(Data records)
========================================
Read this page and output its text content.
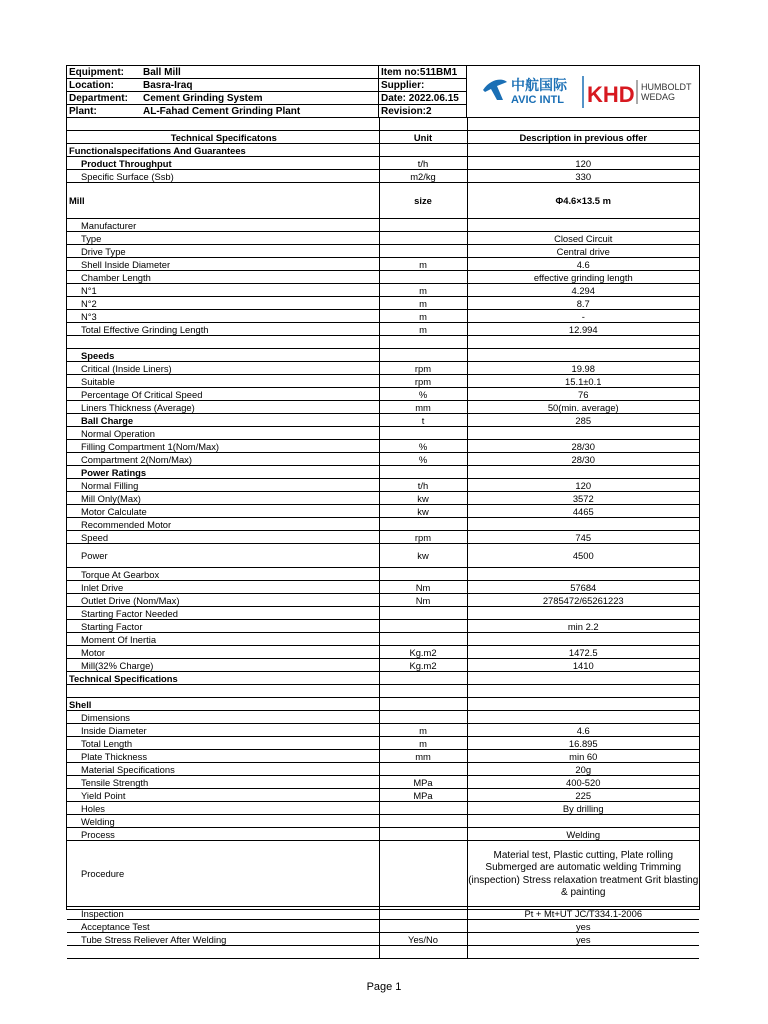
Equipment: Ball Mill	Item no:511BM1
Location:	Basra-Iraq	Supplier:
Department: Cement Grinding System	Date: 2022.06.15
Plant:	AL-Fahad Cement Grinding Plant	Revision:2
中航国际
AVIC INTL KHD HUMBOLDT
WEDAG

Technical Specificatons	Unit	Description in previous offer
Functionalspecifations And Guarantees		
Product Throughput	t/h	120
Specific Surface (Ssb)	m2/kg	330
Mill	size	Φ4.6×13.5 m
Manufacturer		
Type		Closed Circuit
Drive Type		Central drive
Shell Inside Diameter	m	4.6
Chamber Length		effective grinding length
N°1	m	4.294
N°2	m	8.7
N°3	m	-
Total Effective Grinding Length	m	12.994

Speeds		
Critical (Inside Liners)	rpm	19.98
Suitable	rpm	15.1±0.1
Percentage Of Critical Speed	%	76
Liners Thickness (Average)	mm	50(min. average)
Ball Charge	t	285
Normal Operation		
Filling Compartment 1(Nom/Max)	%	28/30
Compartment 2(Nom/Max)	%	28/30
Power Ratings		
Normal Filling	t/h	120
Mill Only(Max)	kw	3572
Motor Calculate	kw	4465
Recommended Motor		
Speed	rpm	745
Power	kw	4500
Torque At Gearbox		
Inlet Drive	Nm	57684
Outlet Drive (Nom/Max)	Nm	2785472/65261223
Starting Factor Needed		
Starting Factor		min 2.2
Moment Of Inertia		
Motor	Kg.m2	1472.5
Mill(32% Charge)	Kg.m2	1410
Technical Specifications		

Shell		
Dimensions		
Inside Diameter	m	4.6
Total Length	m	16.895
Plate Thickness	mm	min 60
Material Specifications		20g
Tensile Strength	MPa	400-520
Yield Point	MPa	225
Holes		By drilling
Welding		
Process		Welding
Procedure		Material test, Plastic cutting, Plate rolling Submerged are automatic welding Trimming (inspection) Stress relaxation treatment Grit blasting & painting
Inspection		Pt + Mt+UT JC/T334.1-2006
Acceptance Test		yes
Tube Stress Reliever After Welding	Yes/No	yes

Page 1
========================================
→ **PROBLEM DESCRIPTION**: Determine how many lines above contain "Critical" as a word or string. Give the number alone.

→ **EXPECTED ANSWER**: 2